Exercices
- 1) Les affirmations suivantes concordent-elles avec l'extrait sur Jazz à Vienne 2015 ? Pour chacune, répondez par oui ou par non en citant les mots du texte qui tranchent. (a) Le festival prend fin au petit matin d'un dimanche de juillet. (b) Le café est servi en même temps qu'un journal. (c) Snarky Puppy a assuré le dernier concert de l'édition 2015.
- 2) Poursuivez le récit de la dernière nuit de Jazz à Vienne 2015 à partir de la phrase « Un programme marathon au cours duquel les festivaliers ont pu faire quelques belles découvertes. »

Extrait
..............................

C'est une tradition à Vienne : le festival se termine aux toutes petites heures d'un dimanche de juillet, à l'heure des croissants, distribués avec le café et la dernière édition du Dauphiné Libéré qui titre sur cette nuit lumineuse et en raconte la première partie. Et c'est avec les chansons d'Esther Rada que Jazz à Vienne 2015 a mis la clé sous les notes.
Mais avant d'écouter la radieuse Israélienne, le public qui avait eu la bonne idée de venir passer sa nuit sur les pierres du théâtre antique de Vienne a eu droit aux prestations de Uptake, du Jean-Pierre Bertrand Boogie System, de Ayo, de Snarky Puppy et de Roy Hargrove and the RH Factor. Un programme marathon au cours duquel les festivaliers ont pu faire quelques belles découvertes..

L'affiche de Jazz à Vienne 2015
 (Jazz à Vienne)

..............................

Matériel rassemblé
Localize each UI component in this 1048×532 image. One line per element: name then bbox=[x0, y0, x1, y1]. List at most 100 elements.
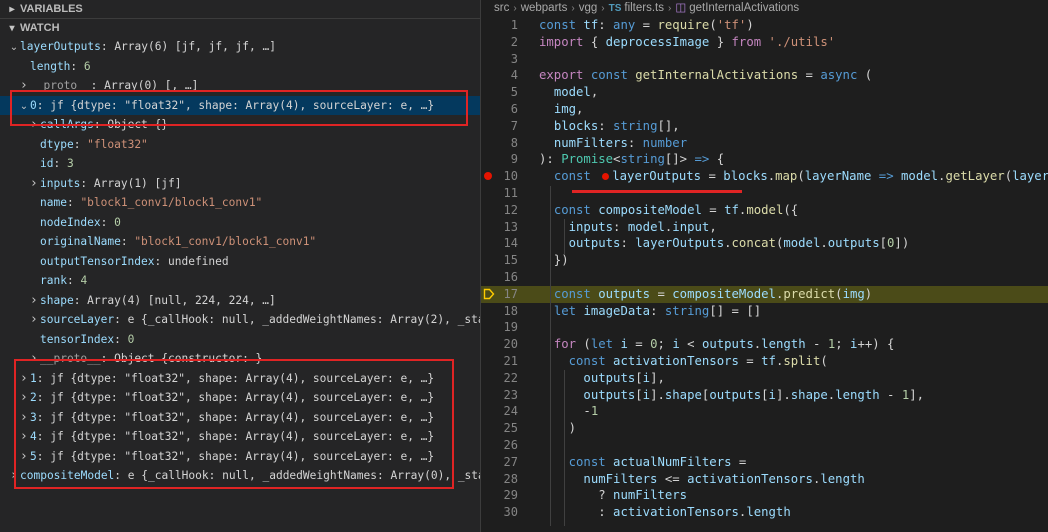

..............................

Corrigé des exercices
- 1)
(a) Oui : « le festival se termine aux toutes petites heures d'un dimanche de juillet ».
(b) Oui : « distribués avec le café et la dernière édition du Dauphiné Libéré ».
(c) Non : « c'est avec les chansons d'Esther Rada que Jazz à Vienne 2015 a mis la clé sous les notes ».

- 2)
Ester Rada, la révélation
 

La grande révélation de la soirée et peut-être même de tout le festival, il fallait attendre l'aube du dernier jour pour la découvrir. C'est elle, Ester Rada. Très belle jeune femme, élégante, sexy en diable, aguicheuse, complice, mais surtout incroyable chanteuse, elle se pose d'entrée en successeur de ces grandes aînées qu'auront été pour elle Tina Turner, Aretha Franklyn, toutes ces chanteuses généreuses et débordantes d'énergie. Ester Rada a été désignée artiste de l'année dans son pays, Israël. Née dans une famille de Falachas, les seuls Noirs reconnus israélites, Ester Rada est donc d'origine éthiopienne. Elle chante d'ailleurs en anglais, mais aussi en hébreu et en éthiopien, faisant même sauter son pubic sur place. "C'est comme ça qu'on fait la fête en Ethiopie" assure-t-elle.
Ester Rada, au théâtre antique de Vienne au petit matin du 12 juillet 2015
 (Jean-François Lixon)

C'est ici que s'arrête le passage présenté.